What to work on: From the records below, pull each line that has "ellenjegyzett".

Provided entries:
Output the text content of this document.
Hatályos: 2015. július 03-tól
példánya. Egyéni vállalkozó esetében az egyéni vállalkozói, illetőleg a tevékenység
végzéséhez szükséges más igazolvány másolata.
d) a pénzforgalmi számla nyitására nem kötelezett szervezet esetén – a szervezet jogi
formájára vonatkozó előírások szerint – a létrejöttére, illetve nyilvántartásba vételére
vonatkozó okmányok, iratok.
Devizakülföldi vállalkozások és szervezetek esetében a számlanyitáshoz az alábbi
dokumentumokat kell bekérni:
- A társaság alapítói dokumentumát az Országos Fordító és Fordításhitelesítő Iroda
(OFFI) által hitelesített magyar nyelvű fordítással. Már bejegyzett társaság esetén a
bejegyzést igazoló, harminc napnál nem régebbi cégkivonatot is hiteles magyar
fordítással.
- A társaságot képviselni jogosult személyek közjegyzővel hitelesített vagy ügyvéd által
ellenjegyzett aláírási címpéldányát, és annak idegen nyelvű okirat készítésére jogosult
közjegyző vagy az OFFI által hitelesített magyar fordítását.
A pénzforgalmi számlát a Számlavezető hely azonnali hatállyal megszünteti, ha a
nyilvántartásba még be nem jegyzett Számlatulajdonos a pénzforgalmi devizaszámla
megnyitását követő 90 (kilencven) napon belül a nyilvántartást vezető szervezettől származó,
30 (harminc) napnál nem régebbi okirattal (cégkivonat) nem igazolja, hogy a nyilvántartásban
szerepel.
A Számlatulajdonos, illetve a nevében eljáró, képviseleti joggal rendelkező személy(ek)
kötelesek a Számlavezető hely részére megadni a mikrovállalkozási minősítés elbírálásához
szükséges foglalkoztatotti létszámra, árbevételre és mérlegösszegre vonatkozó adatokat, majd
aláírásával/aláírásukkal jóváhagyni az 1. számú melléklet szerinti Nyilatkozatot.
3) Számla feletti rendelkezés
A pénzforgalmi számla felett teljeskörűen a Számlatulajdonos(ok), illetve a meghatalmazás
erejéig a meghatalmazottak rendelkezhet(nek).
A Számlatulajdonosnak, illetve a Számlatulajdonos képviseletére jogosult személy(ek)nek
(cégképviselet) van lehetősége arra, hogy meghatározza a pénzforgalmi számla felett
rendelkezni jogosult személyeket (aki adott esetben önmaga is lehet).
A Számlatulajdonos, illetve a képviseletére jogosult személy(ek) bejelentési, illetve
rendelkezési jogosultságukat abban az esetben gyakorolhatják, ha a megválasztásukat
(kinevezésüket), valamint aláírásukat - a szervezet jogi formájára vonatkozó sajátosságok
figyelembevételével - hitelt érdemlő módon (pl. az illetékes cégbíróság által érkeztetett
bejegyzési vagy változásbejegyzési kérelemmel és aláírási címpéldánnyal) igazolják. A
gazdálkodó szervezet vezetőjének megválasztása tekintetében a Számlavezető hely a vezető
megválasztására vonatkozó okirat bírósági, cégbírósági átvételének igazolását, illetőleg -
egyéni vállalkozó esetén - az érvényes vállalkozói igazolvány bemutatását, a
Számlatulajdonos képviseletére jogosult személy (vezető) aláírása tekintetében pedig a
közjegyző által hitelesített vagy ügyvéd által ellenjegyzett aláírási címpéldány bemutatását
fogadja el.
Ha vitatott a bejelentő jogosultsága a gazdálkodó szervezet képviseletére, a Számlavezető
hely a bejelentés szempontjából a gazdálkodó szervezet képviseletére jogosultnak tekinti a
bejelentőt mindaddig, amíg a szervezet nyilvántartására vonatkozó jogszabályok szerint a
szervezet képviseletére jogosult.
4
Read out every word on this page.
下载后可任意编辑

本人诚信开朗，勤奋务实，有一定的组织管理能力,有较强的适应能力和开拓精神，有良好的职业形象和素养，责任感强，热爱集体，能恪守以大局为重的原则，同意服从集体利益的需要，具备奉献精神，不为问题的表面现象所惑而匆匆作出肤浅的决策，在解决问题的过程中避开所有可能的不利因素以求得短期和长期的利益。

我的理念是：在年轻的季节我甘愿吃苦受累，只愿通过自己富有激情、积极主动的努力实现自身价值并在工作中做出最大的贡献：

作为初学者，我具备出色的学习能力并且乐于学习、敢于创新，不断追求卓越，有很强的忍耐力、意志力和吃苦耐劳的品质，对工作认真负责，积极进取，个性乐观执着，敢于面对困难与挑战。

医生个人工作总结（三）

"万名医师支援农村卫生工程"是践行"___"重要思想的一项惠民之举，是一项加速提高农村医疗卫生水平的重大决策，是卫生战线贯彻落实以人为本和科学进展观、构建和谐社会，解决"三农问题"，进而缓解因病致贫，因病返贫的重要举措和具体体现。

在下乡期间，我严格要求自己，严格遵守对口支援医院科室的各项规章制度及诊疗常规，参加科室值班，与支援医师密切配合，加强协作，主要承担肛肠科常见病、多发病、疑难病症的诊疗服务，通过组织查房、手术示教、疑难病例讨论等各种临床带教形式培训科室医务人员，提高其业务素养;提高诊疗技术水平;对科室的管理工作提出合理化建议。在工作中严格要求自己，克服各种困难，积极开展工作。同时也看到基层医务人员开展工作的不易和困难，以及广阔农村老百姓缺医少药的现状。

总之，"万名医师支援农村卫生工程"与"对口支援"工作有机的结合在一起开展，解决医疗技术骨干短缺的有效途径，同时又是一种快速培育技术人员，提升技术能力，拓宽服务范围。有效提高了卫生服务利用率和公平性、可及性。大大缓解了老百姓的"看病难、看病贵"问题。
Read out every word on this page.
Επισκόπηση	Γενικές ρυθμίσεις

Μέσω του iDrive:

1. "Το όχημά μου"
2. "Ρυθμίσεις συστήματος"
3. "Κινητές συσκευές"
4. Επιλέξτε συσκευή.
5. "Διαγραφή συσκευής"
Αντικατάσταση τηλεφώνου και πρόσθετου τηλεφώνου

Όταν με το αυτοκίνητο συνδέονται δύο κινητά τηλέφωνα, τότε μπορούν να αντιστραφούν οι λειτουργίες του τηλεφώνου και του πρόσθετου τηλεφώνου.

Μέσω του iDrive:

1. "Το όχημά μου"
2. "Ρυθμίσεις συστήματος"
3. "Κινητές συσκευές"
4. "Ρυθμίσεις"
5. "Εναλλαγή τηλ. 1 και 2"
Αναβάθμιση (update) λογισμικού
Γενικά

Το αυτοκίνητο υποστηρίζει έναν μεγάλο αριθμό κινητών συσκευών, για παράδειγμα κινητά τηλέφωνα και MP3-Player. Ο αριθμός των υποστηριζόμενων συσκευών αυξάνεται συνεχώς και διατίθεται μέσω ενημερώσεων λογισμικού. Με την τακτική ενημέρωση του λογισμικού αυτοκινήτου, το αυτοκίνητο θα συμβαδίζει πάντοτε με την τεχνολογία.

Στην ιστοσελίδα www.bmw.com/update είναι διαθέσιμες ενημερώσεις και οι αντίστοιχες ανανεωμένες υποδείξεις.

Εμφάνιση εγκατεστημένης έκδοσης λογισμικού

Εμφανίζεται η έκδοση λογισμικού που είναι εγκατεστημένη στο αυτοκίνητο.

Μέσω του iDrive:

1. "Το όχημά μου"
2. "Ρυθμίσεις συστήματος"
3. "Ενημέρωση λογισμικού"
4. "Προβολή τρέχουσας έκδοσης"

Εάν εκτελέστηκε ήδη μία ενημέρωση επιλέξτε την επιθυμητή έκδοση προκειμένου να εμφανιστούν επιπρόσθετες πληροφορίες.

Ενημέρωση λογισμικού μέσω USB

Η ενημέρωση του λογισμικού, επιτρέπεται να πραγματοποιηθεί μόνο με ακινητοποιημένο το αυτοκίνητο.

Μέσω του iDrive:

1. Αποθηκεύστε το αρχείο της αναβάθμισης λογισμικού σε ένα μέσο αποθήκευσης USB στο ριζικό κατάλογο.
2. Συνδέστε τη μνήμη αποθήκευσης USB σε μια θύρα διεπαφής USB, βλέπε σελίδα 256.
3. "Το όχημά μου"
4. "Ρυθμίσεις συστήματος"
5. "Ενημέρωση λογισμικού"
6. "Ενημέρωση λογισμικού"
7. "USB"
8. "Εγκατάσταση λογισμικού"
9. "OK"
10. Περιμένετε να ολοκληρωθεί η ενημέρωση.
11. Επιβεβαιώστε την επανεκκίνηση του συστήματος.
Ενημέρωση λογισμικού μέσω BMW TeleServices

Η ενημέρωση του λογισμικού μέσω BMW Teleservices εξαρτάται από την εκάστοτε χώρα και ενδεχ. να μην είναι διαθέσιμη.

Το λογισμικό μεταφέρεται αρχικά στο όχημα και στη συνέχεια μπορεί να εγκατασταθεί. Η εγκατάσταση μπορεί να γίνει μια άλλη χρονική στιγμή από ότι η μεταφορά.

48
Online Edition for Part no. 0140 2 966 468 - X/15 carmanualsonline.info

Answer to this task:
ellenjegyzett aláírási címpéldányát, és annak idegen nyelvű okirat készítésére jogosult
közjegyző által hitelesített vagy ügyvéd által ellenjegyzett aláírási címpéldány bemutatását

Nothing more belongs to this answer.